### Job
Report each line of the data that includes the word "label".

### Entries provided
>>

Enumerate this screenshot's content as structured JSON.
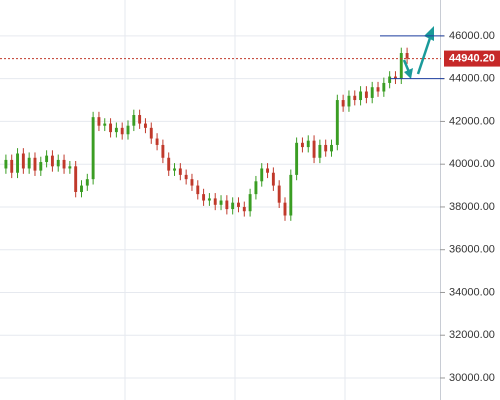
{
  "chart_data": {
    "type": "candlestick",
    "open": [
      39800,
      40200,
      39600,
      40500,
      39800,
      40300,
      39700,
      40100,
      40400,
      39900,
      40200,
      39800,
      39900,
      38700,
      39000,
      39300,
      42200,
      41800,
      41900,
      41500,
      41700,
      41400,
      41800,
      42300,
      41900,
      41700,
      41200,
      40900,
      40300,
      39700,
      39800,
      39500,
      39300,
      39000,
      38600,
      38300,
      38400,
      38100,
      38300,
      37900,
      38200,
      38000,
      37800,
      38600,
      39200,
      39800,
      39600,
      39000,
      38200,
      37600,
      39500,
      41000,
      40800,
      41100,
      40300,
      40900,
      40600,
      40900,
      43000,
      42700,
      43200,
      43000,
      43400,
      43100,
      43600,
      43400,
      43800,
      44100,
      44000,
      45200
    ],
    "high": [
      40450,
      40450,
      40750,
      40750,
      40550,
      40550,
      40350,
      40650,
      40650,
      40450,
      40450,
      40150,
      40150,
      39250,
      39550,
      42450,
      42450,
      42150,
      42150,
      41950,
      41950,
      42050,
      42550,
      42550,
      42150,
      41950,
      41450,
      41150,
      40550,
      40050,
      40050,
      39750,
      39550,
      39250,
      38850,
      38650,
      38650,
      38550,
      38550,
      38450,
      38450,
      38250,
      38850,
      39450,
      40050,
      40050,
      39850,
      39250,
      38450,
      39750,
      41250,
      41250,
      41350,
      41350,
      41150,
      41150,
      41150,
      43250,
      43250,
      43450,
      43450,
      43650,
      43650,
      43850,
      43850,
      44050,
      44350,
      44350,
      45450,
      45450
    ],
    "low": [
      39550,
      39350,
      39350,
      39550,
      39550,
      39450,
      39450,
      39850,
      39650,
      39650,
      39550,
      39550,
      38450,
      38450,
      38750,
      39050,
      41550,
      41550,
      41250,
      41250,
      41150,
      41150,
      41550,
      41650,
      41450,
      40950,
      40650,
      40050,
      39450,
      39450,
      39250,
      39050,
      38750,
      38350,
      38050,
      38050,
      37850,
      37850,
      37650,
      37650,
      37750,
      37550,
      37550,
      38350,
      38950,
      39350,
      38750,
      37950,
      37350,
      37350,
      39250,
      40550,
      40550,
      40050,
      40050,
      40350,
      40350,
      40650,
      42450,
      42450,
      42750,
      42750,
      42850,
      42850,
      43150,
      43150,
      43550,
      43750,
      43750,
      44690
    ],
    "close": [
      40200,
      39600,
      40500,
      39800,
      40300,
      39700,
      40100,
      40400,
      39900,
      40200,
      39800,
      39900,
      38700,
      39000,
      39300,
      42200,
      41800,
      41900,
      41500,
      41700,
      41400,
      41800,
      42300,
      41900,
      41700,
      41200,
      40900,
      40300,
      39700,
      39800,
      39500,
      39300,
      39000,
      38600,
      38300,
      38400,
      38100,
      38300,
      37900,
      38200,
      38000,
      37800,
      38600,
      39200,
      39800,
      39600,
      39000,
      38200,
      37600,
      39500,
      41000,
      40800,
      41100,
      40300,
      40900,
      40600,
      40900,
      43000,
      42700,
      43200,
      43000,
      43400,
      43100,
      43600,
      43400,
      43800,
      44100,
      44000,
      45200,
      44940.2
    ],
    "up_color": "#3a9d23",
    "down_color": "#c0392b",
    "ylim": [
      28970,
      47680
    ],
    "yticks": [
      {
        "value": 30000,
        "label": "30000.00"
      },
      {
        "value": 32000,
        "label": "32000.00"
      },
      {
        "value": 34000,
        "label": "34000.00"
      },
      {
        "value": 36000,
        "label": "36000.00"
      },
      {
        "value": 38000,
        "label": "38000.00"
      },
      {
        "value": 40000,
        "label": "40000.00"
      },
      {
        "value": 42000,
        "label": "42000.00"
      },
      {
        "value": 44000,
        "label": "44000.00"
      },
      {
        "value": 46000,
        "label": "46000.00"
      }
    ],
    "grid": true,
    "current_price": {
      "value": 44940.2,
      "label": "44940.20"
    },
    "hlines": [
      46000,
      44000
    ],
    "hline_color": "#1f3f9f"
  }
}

<<

### Final result
        "label": "30000.00"
        "label": "32000.00"
        "label": "34000.00"
        "label": "36000.00"
        "label": "38000.00"
        "label": "40000.00"
        "label": "42000.00"
        "label": "44000.00"
        "label": "46000.00"
      "label": "44940.20"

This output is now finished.